[start The records]

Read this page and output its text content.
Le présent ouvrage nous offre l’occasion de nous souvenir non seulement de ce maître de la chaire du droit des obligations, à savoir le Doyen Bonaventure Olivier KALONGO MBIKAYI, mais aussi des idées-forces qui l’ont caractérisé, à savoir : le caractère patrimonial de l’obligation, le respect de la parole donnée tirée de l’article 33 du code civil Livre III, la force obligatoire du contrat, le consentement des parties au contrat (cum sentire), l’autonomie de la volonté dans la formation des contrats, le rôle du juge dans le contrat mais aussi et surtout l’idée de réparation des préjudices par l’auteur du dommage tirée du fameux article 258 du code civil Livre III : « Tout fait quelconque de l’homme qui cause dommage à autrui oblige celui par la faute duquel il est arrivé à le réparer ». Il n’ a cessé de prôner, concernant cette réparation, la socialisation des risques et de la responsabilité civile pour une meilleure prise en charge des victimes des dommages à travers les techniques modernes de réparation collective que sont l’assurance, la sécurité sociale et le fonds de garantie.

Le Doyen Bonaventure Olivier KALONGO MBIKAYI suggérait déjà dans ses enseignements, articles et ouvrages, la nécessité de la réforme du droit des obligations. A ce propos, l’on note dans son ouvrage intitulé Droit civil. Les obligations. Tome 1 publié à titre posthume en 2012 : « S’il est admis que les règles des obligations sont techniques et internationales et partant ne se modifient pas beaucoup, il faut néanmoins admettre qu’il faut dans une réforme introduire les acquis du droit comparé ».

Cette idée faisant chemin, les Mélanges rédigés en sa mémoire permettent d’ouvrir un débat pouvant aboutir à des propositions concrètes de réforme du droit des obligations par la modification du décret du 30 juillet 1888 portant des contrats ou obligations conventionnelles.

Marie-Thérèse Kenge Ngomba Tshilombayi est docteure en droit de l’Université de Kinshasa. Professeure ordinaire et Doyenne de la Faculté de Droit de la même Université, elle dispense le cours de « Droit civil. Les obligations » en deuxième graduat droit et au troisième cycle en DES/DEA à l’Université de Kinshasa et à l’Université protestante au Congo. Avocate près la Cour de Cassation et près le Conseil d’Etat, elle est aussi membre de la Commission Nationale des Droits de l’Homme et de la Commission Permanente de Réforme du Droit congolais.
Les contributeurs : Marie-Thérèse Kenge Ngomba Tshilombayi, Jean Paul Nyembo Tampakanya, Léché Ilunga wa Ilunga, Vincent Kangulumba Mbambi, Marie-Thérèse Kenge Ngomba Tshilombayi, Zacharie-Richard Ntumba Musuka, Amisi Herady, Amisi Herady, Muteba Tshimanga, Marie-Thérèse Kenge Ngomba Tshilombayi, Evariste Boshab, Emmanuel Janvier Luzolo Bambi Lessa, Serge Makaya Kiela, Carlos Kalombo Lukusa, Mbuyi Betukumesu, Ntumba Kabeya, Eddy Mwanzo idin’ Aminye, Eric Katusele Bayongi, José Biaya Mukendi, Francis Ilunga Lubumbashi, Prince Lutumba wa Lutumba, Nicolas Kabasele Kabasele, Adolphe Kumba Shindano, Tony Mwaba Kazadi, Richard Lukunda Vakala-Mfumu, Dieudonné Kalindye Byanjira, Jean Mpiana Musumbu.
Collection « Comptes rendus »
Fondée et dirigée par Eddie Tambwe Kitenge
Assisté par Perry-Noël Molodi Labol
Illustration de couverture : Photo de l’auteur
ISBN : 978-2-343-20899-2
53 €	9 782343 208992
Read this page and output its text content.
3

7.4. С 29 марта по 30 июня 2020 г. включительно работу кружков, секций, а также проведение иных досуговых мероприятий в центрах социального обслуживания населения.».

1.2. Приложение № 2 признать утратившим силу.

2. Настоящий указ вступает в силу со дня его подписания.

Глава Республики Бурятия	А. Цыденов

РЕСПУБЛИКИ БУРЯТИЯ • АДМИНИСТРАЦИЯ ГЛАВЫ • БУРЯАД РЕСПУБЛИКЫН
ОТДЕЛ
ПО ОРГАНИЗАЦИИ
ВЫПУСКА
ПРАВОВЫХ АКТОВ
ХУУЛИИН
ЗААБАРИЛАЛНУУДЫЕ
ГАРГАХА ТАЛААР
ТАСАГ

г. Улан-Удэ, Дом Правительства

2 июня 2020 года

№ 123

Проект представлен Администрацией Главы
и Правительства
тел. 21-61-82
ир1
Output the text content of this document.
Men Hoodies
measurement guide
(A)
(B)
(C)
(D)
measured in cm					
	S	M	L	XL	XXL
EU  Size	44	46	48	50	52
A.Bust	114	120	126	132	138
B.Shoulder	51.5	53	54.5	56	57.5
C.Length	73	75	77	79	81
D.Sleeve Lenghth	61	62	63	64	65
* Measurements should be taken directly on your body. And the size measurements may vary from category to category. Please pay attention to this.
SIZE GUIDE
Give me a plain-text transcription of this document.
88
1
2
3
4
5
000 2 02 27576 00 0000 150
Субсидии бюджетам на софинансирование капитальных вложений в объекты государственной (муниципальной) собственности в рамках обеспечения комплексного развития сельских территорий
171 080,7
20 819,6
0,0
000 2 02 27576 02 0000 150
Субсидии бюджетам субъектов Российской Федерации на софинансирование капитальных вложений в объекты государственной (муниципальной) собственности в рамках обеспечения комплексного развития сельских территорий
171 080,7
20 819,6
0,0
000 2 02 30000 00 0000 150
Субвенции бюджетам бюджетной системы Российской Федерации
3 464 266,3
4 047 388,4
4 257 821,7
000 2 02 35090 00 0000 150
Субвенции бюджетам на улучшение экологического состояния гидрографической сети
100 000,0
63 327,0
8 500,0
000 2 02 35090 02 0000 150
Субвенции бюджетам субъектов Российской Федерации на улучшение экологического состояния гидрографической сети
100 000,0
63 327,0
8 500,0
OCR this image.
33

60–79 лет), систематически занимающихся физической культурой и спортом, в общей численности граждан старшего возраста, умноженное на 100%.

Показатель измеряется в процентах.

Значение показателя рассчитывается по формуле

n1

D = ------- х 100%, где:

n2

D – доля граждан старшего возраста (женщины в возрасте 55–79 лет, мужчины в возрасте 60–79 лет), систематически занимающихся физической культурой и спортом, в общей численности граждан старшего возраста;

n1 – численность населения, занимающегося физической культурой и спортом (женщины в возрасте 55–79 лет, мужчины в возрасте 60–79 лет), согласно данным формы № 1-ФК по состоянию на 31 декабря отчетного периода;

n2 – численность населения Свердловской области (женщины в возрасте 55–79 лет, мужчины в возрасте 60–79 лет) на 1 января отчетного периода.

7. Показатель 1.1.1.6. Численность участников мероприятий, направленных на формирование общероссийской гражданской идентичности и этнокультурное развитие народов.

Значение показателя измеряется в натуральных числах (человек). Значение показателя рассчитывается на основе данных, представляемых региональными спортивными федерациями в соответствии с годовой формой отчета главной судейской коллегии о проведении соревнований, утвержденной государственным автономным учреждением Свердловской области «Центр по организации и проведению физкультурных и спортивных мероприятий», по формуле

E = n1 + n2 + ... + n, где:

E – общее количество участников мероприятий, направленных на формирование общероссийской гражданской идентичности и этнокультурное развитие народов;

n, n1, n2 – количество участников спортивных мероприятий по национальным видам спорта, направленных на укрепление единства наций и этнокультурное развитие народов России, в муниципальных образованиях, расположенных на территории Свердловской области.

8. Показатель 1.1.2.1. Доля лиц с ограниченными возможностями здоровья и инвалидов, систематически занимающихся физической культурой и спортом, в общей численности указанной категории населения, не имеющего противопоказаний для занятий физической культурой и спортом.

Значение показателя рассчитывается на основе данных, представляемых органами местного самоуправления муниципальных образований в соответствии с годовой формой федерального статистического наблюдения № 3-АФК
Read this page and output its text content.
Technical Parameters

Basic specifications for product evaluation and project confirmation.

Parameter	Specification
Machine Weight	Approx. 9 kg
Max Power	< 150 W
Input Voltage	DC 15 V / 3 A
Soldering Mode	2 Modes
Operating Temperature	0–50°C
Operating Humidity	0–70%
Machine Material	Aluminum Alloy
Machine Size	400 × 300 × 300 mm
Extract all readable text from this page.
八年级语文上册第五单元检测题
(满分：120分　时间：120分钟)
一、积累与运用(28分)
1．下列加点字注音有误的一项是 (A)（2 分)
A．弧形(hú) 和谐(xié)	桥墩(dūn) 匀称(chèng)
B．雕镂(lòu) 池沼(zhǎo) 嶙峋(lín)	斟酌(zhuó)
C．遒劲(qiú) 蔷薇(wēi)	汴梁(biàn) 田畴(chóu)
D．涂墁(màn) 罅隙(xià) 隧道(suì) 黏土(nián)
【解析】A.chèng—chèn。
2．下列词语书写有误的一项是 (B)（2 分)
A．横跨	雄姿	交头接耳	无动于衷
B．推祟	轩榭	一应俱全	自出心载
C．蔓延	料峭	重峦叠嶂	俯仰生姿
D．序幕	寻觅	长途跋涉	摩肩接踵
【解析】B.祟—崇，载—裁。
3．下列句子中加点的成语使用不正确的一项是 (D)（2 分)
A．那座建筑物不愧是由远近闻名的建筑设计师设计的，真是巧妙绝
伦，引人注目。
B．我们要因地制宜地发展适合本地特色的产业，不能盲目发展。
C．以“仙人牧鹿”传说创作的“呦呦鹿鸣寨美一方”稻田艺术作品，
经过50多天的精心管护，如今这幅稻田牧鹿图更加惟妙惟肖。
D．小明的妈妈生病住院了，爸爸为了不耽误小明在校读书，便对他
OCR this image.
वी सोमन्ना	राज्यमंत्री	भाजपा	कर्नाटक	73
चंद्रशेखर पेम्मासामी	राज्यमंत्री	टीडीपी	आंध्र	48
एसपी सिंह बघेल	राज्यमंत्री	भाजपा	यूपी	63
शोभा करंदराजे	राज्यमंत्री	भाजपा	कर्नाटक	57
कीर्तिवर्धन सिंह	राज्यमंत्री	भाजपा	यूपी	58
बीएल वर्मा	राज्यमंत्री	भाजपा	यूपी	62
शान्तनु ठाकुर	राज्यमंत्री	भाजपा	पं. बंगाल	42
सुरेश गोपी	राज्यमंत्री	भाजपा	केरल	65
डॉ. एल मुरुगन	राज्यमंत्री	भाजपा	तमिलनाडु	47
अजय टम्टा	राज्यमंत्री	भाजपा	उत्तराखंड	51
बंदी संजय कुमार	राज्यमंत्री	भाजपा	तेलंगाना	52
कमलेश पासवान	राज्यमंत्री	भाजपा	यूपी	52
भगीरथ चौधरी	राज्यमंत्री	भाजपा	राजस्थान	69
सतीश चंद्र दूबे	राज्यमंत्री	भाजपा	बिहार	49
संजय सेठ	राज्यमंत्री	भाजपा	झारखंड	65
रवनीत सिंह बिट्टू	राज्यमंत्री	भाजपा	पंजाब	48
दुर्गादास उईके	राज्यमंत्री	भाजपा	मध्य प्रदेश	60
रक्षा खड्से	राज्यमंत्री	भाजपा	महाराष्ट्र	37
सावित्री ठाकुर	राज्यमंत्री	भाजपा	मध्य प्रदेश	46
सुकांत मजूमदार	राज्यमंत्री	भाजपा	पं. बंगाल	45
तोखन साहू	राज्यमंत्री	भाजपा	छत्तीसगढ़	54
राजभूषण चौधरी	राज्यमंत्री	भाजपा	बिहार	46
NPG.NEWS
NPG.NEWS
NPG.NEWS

[end The records]

Directive →
Look above for lines with the word "Федерации" and copy them all.

Reply to the exercise →
Субсидии бюджетам субъектов Российской Федерации на софинансирование капитальных вложений в объекты государственной (муниципальной) собственности в рамках обеспечения комплексного развития сельских территорий
Субвенции бюджетам бюджетной системы Российской Федерации
Субвенции бюджетам субъектов Российской Федерации на улучшение экологического состояния гидрографической сети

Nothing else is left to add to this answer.